#### TASK BRIEF:
Rewrite all of the material below as one numbered list, skipping any blank lines. Leave the pictures out.

Start SUPPLIED RECORDS

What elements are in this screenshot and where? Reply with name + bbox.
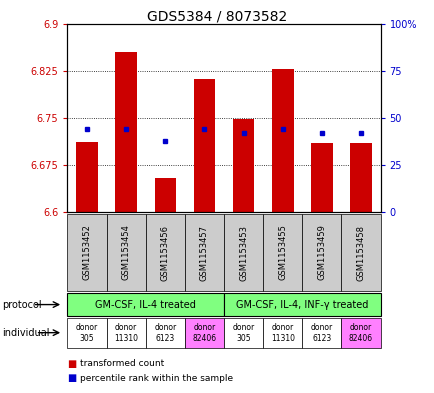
Text: GSM1153452: GSM1153452 <box>82 224 91 281</box>
Bar <box>193 79 215 212</box>
Text: ■: ■ <box>67 373 76 383</box>
Text: donor
305: donor 305 <box>232 323 254 343</box>
Text: donor
6123: donor 6123 <box>310 323 332 343</box>
Text: GSM1153459: GSM1153459 <box>317 224 326 281</box>
Text: GM-CSF, IL-4, INF-γ treated: GM-CSF, IL-4, INF-γ treated <box>236 299 368 310</box>
Bar <box>115 52 137 212</box>
Text: GM-CSF, IL-4 treated: GM-CSF, IL-4 treated <box>95 299 196 310</box>
Bar <box>76 142 98 212</box>
Text: donor
11310: donor 11310 <box>114 323 138 343</box>
Text: donor
305: donor 305 <box>76 323 98 343</box>
Bar <box>232 119 254 212</box>
Text: individual: individual <box>2 328 49 338</box>
Text: GSM1153454: GSM1153454 <box>122 224 130 281</box>
Text: GDS5384 / 8073582: GDS5384 / 8073582 <box>147 10 287 24</box>
Text: donor
82406: donor 82406 <box>348 323 372 343</box>
Bar <box>310 143 332 212</box>
Text: GSM1153453: GSM1153453 <box>239 224 247 281</box>
Text: ■: ■ <box>67 358 76 369</box>
Bar <box>271 69 293 212</box>
Text: donor
82406: donor 82406 <box>192 323 216 343</box>
Text: donor
6123: donor 6123 <box>154 323 176 343</box>
Text: protocol: protocol <box>2 299 42 310</box>
Text: percentile rank within the sample: percentile rank within the sample <box>80 374 233 382</box>
Text: transformed count: transformed count <box>80 359 164 368</box>
Bar <box>349 143 371 212</box>
Bar <box>154 178 176 212</box>
Text: GSM1153455: GSM1153455 <box>278 224 286 281</box>
Text: donor
11310: donor 11310 <box>270 323 294 343</box>
Text: GSM1153456: GSM1153456 <box>161 224 169 281</box>
Text: GSM1153458: GSM1153458 <box>356 224 365 281</box>
Text: GSM1153457: GSM1153457 <box>200 224 208 281</box>
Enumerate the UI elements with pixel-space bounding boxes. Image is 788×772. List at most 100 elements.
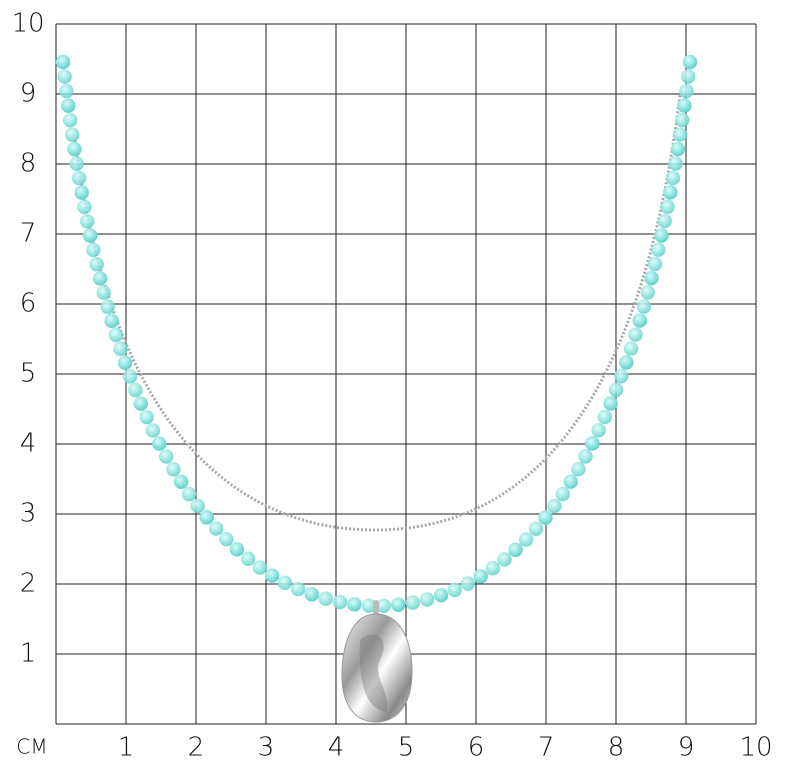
bead [682,54,698,70]
y-label: 8 [20,149,37,179]
bead [668,156,683,171]
bead [59,83,74,99]
bead [644,270,659,286]
y-label: 10 [11,9,44,39]
bead [654,228,669,243]
bead [547,498,562,514]
bead [663,185,678,200]
bead [528,521,544,536]
bead [619,355,634,370]
bead [74,185,89,200]
bead [405,595,420,610]
bead [473,569,488,584]
x-label: 4 [328,733,345,763]
bead [518,532,534,547]
bead [563,474,579,489]
bead [538,510,553,525]
bead [614,368,629,384]
x-label: 9 [678,733,695,763]
bead [190,498,205,514]
y-label: 6 [20,289,37,319]
bead [597,409,613,425]
bead [108,327,124,343]
bead [636,299,652,314]
bead [229,542,245,557]
bead [89,256,104,272]
bead [675,112,690,128]
bead [158,449,174,464]
bead [679,83,694,99]
bead [603,396,618,411]
bead [80,214,95,229]
bead [104,313,119,329]
bead [508,542,523,557]
bead [117,355,133,370]
pendant-bail [373,600,379,616]
bead [670,141,686,157]
bead [166,462,181,477]
bead [628,327,643,342]
bead [139,409,154,425]
bead [96,285,111,300]
bead [55,54,71,70]
bead [485,561,501,576]
bead [152,436,167,451]
bead [199,510,214,525]
bead [100,299,115,314]
bead [77,199,92,215]
bead [277,575,293,590]
bead [647,256,663,272]
bead [61,98,76,113]
x-label: 7 [538,733,555,763]
bead [122,369,138,384]
bead [240,551,256,566]
bead [69,156,84,171]
y-label: 3 [20,499,37,529]
bead [632,313,648,328]
bead [571,461,586,477]
bead [67,141,82,157]
y-label: 7 [20,219,37,249]
bead [623,341,639,356]
y-label: 9 [20,79,37,109]
y-label: 1 [20,639,37,669]
bead [145,423,161,438]
bead [318,591,333,606]
bead [181,486,197,502]
y-label: 2 [20,569,37,599]
bead [209,521,224,536]
bead-strand-path [63,62,690,606]
bead [57,69,72,84]
y-label: 4 [20,429,37,459]
bead [591,423,606,438]
bead [128,382,143,398]
bead [657,213,672,229]
bead [660,199,675,214]
x-label: 1 [118,733,135,763]
bead [447,582,462,598]
bead [419,592,435,607]
bead [304,587,319,602]
bead [133,396,149,411]
bead [460,576,476,591]
bead [71,170,87,186]
bead [677,98,692,113]
bead [665,170,681,186]
bead [290,581,306,597]
bead [347,597,362,612]
y-label: 5 [20,359,37,389]
bead [92,271,108,286]
chain [73,94,682,532]
bead [391,597,406,612]
bead [651,242,666,257]
x-label: 5 [398,733,415,763]
bead [578,449,593,464]
grid [55,23,757,725]
bead [361,598,377,613]
bead [433,587,449,603]
bead [219,531,234,547]
pendant [341,600,413,723]
x-label: 3 [258,733,275,763]
bead [608,382,624,398]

End SUPPLIED RECORDS

#### FINISHED EXERCISE:
1. What elements are in this screenshot and where? Reply with name + bbox.
2. Text: GSM1153452: GSM1153452 <box>82 224 91 281</box>
3. Bar <box>193 79 215 212</box>
4. Text: ■: ■ <box>67 373 76 383</box>
5. Text: donor
6. 305: donor 305 <box>232 323 254 343</box>
7. Text: donor
8. 6123: donor 6123 <box>310 323 332 343</box>
9. Text: GSM1153459: GSM1153459 <box>317 224 326 281</box>
10. Text: GM-CSF, IL-4, INF-γ treated: GM-CSF, IL-4, INF-γ treated <box>236 299 368 310</box>
11. Bar <box>115 52 137 212</box>
12. Text: GM-CSF, IL-4 treated: GM-CSF, IL-4 treated <box>95 299 196 310</box>
13. Bar <box>76 142 98 212</box>
14. Text: donor
15. 11310: donor 11310 <box>114 323 138 343</box>
16. Text: donor
17. 305: donor 305 <box>76 323 98 343</box>
18. Bar <box>232 119 254 212</box>
19. Text: individual: individual <box>2 328 49 338</box>
20. Text: GSM1153454: GSM1153454 <box>122 224 130 281</box>
21. Text: GDS5384 / 8073582: GDS5384 / 8073582 <box>147 10 287 24</box>
22. Text: donor
23. 82406: donor 82406 <box>348 323 372 343</box>
24. Bar <box>310 143 332 212</box>
25. Text: GSM1153453: GSM1153453 <box>239 224 247 281</box>
26. Text: ■: ■ <box>67 358 76 369</box>
27. Bar <box>271 69 293 212</box>
28. Text: donor
29. 82406: donor 82406 <box>192 323 216 343</box>
30. Text: donor
31. 6123: donor 6123 <box>154 323 176 343</box>
32. Text: protocol: protocol <box>2 299 42 310</box>
33. Text: percentile rank within the sample: percentile rank within the sample <box>80 374 233 382</box>
34. Text: transformed count: transformed count <box>80 359 164 368</box>
35. Bar <box>349 143 371 212</box>
36. Bar <box>154 178 176 212</box>
37. Text: GSM1153455: GSM1153455 <box>278 224 286 281</box>
38. Text: donor
39. 11310: donor 11310 <box>270 323 294 343</box>
40. Text: GSM1153456: GSM1153456 <box>161 224 169 281</box>
41. Text: GSM1153458: GSM1153458 <box>356 224 365 281</box>
42. Text: GSM1153457: GSM1153457 <box>200 224 208 281</box>
43. Enumerate the UI elements with pixel-space bounding boxes. Image is 788×772. List at most 100 elements.
44. bead [682,54,698,70]
45. y-label: 8 [20,149,37,179]
46. bead [668,156,683,171]
47. bead [59,83,74,99]
48. bead [644,270,659,286]
49. y-label: 10 [11,9,44,39]
50. bead [654,228,669,243]
51. bead [547,498,562,514]
52. bead [663,185,678,200]
53. bead [528,521,544,536]
54. bead [619,355,634,370]
55. bead [74,185,89,200]
56. bead [405,595,420,610]
57. bead [473,569,488,584]
58. x-label: 4 [328,733,345,763]
59. bead [518,532,534,547]
60. bead [563,474,579,489]
61. bead [538,510,553,525]
62. bead [614,368,629,384]
63. x-label: 9 [678,733,695,763]
64. bead [190,498,205,514]
65. y-label: 6 [20,289,37,319]
66. bead [597,409,613,425]
67. bead [108,327,124,343]
68. bead [636,299,652,314]
69. bead [229,542,245,557]
70. bead [89,256,104,272]
71. bead [675,112,690,128]
72. bead [158,449,174,464]
73. bead [679,83,694,99]
74. bead [603,396,618,411]
75. bead [80,214,95,229]
76. bead [104,313,119,329]
77. bead [508,542,523,557]
78. bead [117,355,133,370]
79. pendant-bail [373,600,379,616]
80. bead [670,141,686,157]
81. bead [166,462,181,477]
82. bead [628,327,643,342]
83. bead [139,409,154,425]
84. bead [96,285,111,300]
85. bead [55,54,71,70]
86. bead [485,561,501,576]
87. bead [152,436,167,451]
88. bead [199,510,214,525]
89. bead [100,299,115,314]
90. bead [77,199,92,215]
91. bead [277,575,293,590]
92. bead [647,256,663,272]
93. bead [61,98,76,113]
94. x-label: 7 [538,733,555,763]
95. bead [122,369,138,384]
96. bead [240,551,256,566]
97. bead [69,156,84,171]
98. y-label: 3 [20,499,37,529]
99. bead [632,313,648,328]
100. bead [571,461,586,477]
101. bead [67,141,82,157]
102. y-label: 7 [20,219,37,249]
103. bead [623,341,639,356]
104. y-label: 9 [20,79,37,109]
105. y-label: 1 [20,639,37,669]
106. bead [145,423,161,438]
107. bead [318,591,333,606]
108. bead [181,486,197,502]
109. y-label: 2 [20,569,37,599]
110. bead [209,521,224,536]
111. bead-strand-path [63,62,690,606]
112. bead [57,69,72,84]
113. y-label: 4 [20,429,37,459]
114. bead [591,423,606,438]
115. bead [128,382,143,398]
116. bead [657,213,672,229]
117. bead [660,199,675,214]
118. x-label: 1 [118,733,135,763]
119. bead [447,582,462,598]
120. bead [419,592,435,607]
121. bead [304,587,319,602]
122. bead [133,396,149,411]
123. bead [460,576,476,591]
124. bead [71,170,87,186]
125. bead [677,98,692,113]
126. bead [665,170,681,186]
127. bead [290,581,306,597]
128. bead [347,597,362,612]
129. y-label: 5 [20,359,37,389]
130. bead [92,271,108,286]
131. chain [73,94,682,532]
132. bead [391,597,406,612]
133. bead [651,242,666,257]
134. x-label: 5 [398,733,415,763]
135. bead [578,449,593,464]
136. grid [55,23,757,725]
137. bead [361,598,377,613]
138. bead [433,587,449,603]
139. bead [219,531,234,547]
140. pendant [341,600,413,723]
141. x-label: 3 [258,733,275,763]
142. bead [608,382,624,398]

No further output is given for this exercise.